[Part of a data file]

◆ ◆ ◆ ◆ ◆

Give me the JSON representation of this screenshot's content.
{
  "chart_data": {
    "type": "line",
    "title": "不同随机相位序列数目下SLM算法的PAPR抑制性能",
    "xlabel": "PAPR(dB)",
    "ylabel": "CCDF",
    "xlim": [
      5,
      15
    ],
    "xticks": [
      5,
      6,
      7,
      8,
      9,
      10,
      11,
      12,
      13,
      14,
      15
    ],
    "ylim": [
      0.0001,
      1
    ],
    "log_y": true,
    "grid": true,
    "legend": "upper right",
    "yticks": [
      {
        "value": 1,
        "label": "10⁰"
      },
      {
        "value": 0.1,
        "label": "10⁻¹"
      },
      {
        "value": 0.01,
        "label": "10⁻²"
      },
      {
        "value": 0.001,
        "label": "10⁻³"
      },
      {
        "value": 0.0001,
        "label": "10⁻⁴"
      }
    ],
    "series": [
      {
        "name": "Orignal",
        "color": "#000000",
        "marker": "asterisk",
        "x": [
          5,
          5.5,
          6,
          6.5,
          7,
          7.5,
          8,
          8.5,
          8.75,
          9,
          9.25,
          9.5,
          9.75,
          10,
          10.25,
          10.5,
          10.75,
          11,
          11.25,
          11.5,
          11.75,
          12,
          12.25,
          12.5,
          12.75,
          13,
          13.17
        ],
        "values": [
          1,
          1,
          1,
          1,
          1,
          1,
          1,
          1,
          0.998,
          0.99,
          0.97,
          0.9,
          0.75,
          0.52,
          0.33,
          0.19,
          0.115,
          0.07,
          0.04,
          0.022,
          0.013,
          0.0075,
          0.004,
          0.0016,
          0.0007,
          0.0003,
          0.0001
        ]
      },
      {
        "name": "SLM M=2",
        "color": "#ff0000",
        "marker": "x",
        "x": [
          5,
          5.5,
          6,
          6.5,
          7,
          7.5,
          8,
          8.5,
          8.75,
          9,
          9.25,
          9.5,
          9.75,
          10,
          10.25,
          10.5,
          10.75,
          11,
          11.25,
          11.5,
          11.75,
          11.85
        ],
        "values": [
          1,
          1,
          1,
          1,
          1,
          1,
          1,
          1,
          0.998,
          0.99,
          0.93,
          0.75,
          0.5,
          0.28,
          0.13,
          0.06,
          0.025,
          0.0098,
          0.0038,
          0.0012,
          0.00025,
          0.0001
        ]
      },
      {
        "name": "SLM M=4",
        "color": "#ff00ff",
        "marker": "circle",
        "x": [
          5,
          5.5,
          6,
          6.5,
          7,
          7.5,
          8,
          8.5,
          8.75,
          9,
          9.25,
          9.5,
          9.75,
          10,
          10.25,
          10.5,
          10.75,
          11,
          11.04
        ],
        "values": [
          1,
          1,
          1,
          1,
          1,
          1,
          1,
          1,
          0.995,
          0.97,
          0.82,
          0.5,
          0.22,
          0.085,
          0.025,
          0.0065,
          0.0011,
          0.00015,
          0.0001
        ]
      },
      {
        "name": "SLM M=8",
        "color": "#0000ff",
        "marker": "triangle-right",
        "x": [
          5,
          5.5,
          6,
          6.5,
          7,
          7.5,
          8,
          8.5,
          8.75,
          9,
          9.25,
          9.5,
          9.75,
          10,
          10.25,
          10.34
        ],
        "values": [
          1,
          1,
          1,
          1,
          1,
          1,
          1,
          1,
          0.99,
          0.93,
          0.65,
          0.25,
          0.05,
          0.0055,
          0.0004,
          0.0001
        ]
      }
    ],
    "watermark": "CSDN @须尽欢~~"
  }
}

◆ ◆ ◆ ◆ ◆

## Directions
Output an exact copy of each record.

## Task result
Give me the JSON representation of this screenshot's content.
{
  "chart_data": {
    "type": "line",
    "title": "不同随机相位序列数目下SLM算法的PAPR抑制性能",
    "xlabel": "PAPR(dB)",
    "ylabel": "CCDF",
    "xlim": [
      5,
      15
    ],
    "xticks": [
      5,
      6,
      7,
      8,
      9,
      10,
      11,
      12,
      13,
      14,
      15
    ],
    "ylim": [
      0.0001,
      1
    ],
    "log_y": true,
    "grid": true,
    "legend": "upper right",
    "yticks": [
      {
        "value": 1,
        "label": "10⁰"
      },
      {
        "value": 0.1,
        "label": "10⁻¹"
      },
      {
        "value": 0.01,
        "label": "10⁻²"
      },
      {
        "value": 0.001,
        "label": "10⁻³"
      },
      {
        "value": 0.0001,
        "label": "10⁻⁴"
      }
    ],
    "series": [
      {
        "name": "Orignal",
        "color": "#000000",
        "marker": "asterisk",
        "x": [
          5,
          5.5,
          6,
          6.5,
          7,
          7.5,
          8,
          8.5,
          8.75,
          9,
          9.25,
          9.5,
          9.75,
          10,
          10.25,
          10.5,
          10.75,
          11,
          11.25,
          11.5,
          11.75,
          12,
          12.25,
          12.5,
          12.75,
          13,
          13.17
        ],
        "values": [
          1,
          1,
          1,
          1,
          1,
          1,
          1,
          1,
          0.998,
          0.99,
          0.97,
          0.9,
          0.75,
          0.52,
          0.33,
          0.19,
          0.115,
          0.07,
          0.04,
          0.022,
          0.013,
          0.0075,
          0.004,
          0.0016,
          0.0007,
          0.0003,
          0.0001
        ]
      },
      {
        "name": "SLM M=2",
        "color": "#ff0000",
        "marker": "x",
        "x": [
          5,
          5.5,
          6,
          6.5,
          7,
          7.5,
          8,
          8.5,
          8.75,
          9,
          9.25,
          9.5,
          9.75,
          10,
          10.25,
          10.5,
          10.75,
          11,
          11.25,
          11.5,
          11.75,
          11.85
        ],
        "values": [
          1,
          1,
          1,
          1,
          1,
          1,
          1,
          1,
          0.998,
          0.99,
          0.93,
          0.75,
          0.5,
          0.28,
          0.13,
          0.06,
          0.025,
          0.0098,
          0.0038,
          0.0012,
          0.00025,
          0.0001
        ]
      },
      {
        "name": "SLM M=4",
        "color": "#ff00ff",
        "marker": "circle",
        "x": [
          5,
          5.5,
          6,
          6.5,
          7,
          7.5,
          8,
          8.5,
          8.75,
          9,
          9.25,
          9.5,
          9.75,
          10,
          10.25,
          10.5,
          10.75,
          11,
          11.04
        ],
        "values": [
          1,
          1,
          1,
          1,
          1,
          1,
          1,
          1,
          0.995,
          0.97,
          0.82,
          0.5,
          0.22,
          0.085,
          0.025,
          0.0065,
          0.0011,
          0.00015,
          0.0001
        ]
      },
      {
        "name": "SLM M=8",
        "color": "#0000ff",
        "marker": "triangle-right",
        "x": [
          5,
          5.5,
          6,
          6.5,
          7,
          7.5,
          8,
          8.5,
          8.75,
          9,
          9.25,
          9.5,
          9.75,
          10,
          10.25,
          10.34
        ],
        "values": [
          1,
          1,
          1,
          1,
          1,
          1,
          1,
          1,
          0.99,
          0.93,
          0.65,
          0.25,
          0.05,
          0.0055,
          0.0004,
          0.0001
        ]
      }
    ],
    "watermark": "CSDN @须尽欢~~"
  }
}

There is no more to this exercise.